Each line that includes "have" counts once; give the total and nothing besides.

***** Exercise inputs

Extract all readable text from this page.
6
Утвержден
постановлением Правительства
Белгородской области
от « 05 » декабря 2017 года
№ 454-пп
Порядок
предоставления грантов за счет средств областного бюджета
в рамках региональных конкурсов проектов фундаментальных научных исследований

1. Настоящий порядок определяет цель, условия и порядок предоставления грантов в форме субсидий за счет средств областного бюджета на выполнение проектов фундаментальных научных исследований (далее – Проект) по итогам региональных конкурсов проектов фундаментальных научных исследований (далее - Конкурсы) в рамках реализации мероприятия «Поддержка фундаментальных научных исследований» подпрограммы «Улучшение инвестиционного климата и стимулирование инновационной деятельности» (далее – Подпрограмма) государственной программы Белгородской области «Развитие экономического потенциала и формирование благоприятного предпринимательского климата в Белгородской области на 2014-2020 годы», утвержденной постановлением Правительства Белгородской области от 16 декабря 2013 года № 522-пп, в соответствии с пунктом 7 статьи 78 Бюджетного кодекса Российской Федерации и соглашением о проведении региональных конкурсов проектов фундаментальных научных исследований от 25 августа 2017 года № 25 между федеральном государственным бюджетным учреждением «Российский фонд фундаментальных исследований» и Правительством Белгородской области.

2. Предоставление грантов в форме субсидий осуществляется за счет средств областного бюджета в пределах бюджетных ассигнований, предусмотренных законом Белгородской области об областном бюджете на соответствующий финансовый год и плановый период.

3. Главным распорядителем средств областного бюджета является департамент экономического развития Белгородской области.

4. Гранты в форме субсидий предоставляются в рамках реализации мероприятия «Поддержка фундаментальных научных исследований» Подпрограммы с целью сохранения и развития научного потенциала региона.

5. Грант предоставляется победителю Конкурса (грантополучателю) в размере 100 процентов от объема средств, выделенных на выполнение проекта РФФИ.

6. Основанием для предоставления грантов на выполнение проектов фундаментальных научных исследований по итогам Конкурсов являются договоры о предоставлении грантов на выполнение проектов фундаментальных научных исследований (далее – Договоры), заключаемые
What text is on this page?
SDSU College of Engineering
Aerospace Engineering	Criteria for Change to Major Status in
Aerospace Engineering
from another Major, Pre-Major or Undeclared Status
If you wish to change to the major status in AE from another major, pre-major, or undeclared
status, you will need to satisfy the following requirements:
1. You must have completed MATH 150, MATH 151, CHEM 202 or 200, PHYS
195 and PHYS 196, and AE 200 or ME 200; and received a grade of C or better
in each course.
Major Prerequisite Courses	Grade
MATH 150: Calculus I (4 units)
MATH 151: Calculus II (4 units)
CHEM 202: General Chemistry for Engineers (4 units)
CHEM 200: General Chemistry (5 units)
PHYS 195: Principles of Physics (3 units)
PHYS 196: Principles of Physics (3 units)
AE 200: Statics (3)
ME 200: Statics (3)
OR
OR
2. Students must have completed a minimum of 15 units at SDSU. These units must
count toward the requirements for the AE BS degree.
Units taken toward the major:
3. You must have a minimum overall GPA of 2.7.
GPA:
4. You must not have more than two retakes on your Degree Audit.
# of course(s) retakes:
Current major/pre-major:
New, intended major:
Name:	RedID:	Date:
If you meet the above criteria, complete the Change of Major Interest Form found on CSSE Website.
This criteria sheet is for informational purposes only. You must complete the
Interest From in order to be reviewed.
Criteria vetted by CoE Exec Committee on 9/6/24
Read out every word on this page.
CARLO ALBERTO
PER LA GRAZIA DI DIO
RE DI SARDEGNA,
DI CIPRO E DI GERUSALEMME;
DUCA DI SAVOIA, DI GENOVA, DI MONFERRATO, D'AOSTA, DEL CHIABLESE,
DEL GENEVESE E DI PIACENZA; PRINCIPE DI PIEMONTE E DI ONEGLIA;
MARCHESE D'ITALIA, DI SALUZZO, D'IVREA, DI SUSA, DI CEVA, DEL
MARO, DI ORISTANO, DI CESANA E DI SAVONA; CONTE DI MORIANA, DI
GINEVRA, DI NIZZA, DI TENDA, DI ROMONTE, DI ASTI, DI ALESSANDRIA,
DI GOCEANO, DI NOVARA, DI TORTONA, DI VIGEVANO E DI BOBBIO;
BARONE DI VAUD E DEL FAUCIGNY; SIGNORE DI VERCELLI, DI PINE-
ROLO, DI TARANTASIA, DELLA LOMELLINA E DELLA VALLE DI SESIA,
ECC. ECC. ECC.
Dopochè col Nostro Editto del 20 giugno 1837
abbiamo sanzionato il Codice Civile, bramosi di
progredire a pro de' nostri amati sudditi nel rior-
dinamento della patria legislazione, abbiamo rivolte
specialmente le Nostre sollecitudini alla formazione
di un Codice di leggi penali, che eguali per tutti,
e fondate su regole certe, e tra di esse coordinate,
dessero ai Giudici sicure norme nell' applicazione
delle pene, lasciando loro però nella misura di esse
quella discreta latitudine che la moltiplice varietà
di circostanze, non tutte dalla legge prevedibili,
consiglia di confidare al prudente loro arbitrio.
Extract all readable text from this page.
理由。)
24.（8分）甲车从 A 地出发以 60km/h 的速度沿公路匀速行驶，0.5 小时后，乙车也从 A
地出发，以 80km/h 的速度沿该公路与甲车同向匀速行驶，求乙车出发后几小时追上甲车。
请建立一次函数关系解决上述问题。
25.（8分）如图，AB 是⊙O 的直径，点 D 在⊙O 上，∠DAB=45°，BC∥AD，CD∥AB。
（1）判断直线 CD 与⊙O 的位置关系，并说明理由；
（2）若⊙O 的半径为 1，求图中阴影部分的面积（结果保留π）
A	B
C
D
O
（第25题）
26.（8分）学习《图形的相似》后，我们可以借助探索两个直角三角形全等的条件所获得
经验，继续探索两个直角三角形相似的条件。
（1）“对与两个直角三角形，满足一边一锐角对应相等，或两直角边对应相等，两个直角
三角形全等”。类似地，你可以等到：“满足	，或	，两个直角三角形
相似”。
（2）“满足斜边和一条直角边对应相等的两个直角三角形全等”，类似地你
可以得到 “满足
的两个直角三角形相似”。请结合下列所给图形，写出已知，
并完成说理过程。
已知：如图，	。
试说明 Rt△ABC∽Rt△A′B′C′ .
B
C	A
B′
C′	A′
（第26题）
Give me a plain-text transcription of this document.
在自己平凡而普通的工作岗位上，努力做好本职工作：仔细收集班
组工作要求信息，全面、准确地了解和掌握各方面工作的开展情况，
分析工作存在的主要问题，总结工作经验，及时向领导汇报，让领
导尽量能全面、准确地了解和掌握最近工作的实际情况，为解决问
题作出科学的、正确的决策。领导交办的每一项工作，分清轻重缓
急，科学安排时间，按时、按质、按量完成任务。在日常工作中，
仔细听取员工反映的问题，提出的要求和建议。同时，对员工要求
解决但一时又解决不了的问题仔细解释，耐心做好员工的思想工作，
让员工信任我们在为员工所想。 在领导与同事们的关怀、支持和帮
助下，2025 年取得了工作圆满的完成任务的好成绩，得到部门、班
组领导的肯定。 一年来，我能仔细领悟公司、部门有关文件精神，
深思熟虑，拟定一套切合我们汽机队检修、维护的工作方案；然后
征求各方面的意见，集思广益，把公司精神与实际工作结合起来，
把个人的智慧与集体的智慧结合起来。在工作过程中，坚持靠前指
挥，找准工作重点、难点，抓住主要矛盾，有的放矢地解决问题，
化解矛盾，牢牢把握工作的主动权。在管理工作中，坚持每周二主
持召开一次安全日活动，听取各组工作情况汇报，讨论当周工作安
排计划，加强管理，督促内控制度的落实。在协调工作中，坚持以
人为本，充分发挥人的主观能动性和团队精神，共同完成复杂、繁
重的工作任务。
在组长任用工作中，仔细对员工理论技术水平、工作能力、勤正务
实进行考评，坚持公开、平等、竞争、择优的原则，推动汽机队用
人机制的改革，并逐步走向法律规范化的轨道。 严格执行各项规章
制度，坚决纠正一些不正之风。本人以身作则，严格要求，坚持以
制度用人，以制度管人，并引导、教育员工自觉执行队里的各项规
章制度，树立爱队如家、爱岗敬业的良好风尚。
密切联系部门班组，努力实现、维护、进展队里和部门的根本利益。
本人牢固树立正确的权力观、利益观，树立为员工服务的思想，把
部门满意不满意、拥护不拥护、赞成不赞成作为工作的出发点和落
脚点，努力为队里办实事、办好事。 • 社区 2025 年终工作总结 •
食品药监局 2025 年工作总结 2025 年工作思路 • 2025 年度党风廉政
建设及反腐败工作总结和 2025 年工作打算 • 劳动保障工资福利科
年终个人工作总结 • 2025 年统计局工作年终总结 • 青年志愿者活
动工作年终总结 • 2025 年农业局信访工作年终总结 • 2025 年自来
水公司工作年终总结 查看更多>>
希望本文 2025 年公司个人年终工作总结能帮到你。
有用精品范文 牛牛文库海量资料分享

**********

■ **Task result**:
4